··· Dataset extract

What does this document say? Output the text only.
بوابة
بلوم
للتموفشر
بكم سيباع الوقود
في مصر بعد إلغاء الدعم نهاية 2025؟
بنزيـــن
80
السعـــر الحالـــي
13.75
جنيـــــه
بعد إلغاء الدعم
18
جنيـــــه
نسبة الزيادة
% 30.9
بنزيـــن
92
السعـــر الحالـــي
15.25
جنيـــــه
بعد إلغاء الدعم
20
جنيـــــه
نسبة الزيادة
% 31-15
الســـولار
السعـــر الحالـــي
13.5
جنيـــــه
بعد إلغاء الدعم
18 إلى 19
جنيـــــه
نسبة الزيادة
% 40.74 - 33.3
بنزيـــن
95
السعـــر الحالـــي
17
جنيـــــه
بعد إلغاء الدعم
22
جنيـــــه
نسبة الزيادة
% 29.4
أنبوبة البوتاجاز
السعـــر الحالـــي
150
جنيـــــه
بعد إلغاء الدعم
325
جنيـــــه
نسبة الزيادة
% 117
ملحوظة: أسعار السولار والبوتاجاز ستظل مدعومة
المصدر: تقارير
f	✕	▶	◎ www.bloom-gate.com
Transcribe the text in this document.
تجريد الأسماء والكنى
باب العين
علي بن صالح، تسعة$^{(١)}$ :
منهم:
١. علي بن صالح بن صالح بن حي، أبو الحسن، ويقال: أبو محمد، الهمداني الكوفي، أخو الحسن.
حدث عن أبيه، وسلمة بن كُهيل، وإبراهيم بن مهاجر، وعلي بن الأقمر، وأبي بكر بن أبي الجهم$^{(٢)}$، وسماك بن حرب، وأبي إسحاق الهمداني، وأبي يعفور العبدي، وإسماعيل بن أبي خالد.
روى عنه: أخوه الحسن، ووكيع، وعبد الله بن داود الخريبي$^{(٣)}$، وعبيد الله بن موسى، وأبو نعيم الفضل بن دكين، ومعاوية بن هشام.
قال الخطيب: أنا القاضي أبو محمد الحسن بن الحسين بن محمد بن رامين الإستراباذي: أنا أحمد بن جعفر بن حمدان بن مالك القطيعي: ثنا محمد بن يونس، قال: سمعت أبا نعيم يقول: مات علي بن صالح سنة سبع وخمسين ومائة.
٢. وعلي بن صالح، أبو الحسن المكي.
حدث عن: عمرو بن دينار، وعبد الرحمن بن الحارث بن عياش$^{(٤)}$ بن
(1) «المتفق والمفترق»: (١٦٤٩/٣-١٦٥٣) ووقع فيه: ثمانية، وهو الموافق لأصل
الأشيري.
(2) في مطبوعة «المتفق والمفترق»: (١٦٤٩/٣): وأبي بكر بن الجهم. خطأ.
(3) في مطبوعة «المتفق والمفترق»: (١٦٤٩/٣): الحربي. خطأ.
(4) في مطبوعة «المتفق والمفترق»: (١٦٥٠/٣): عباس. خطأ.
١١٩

······

• Task statement: Please give back all of the records exactly as written.

• Solution below:
What does this document say? Output the text only.
بوابة
بلوم
للتموفشر
بكم سيباع الوقود
في مصر بعد إلغاء الدعم نهاية 2025؟
بنزيـــن
80
السعـــر الحالـــي
13.75
جنيـــــه
بعد إلغاء الدعم
18
جنيـــــه
نسبة الزيادة
% 30.9
بنزيـــن
92
السعـــر الحالـــي
15.25
جنيـــــه
بعد إلغاء الدعم
20
جنيـــــه
نسبة الزيادة
% 31-15
الســـولار
السعـــر الحالـــي
13.5
جنيـــــه
بعد إلغاء الدعم
18 إلى 19
جنيـــــه
نسبة الزيادة
% 40.74 - 33.3
بنزيـــن
95
السعـــر الحالـــي
17
جنيـــــه
بعد إلغاء الدعم
22
جنيـــــه
نسبة الزيادة
% 29.4
أنبوبة البوتاجاز
السعـــر الحالـــي
150
جنيـــــه
بعد إلغاء الدعم
325
جنيـــــه
نسبة الزيادة
% 117
ملحوظة: أسعار السولار والبوتاجاز ستظل مدعومة
المصدر: تقارير
f	✕	▶	◎ www.bloom-gate.com
Transcribe the text in this document.
تجريد الأسماء والكنى
باب العين
علي بن صالح، تسعة$^{(١)}$ :
منهم:
١. علي بن صالح بن صالح بن حي، أبو الحسن، ويقال: أبو محمد، الهمداني الكوفي، أخو الحسن.
حدث عن أبيه، وسلمة بن كُهيل، وإبراهيم بن مهاجر، وعلي بن الأقمر، وأبي بكر بن أبي الجهم$^{(٢)}$، وسماك بن حرب، وأبي إسحاق الهمداني، وأبي يعفور العبدي، وإسماعيل بن أبي خالد.
روى عنه: أخوه الحسن، ووكيع، وعبد الله بن داود الخريبي$^{(٣)}$، وعبيد الله بن موسى، وأبو نعيم الفضل بن دكين، ومعاوية بن هشام.
قال الخطيب: أنا القاضي أبو محمد الحسن بن الحسين بن محمد بن رامين الإستراباذي: أنا أحمد بن جعفر بن حمدان بن مالك القطيعي: ثنا محمد بن يونس، قال: سمعت أبا نعيم يقول: مات علي بن صالح سنة سبع وخمسين ومائة.
٢. وعلي بن صالح، أبو الحسن المكي.
حدث عن: عمرو بن دينار، وعبد الرحمن بن الحارث بن عياش$^{(٤)}$ بن
(1) «المتفق والمفترق»: (١٦٤٩/٣-١٦٥٣) ووقع فيه: ثمانية، وهو الموافق لأصل
الأشيري.
(2) في مطبوعة «المتفق والمفترق»: (١٦٤٩/٣): وأبي بكر بن الجهم. خطأ.
(3) في مطبوعة «المتفق والمفترق»: (١٦٤٩/٣): الحربي. خطأ.
(4) في مطبوعة «المتفق والمفترق»: (١٦٥٠/٣): عباس. خطأ.
١١٩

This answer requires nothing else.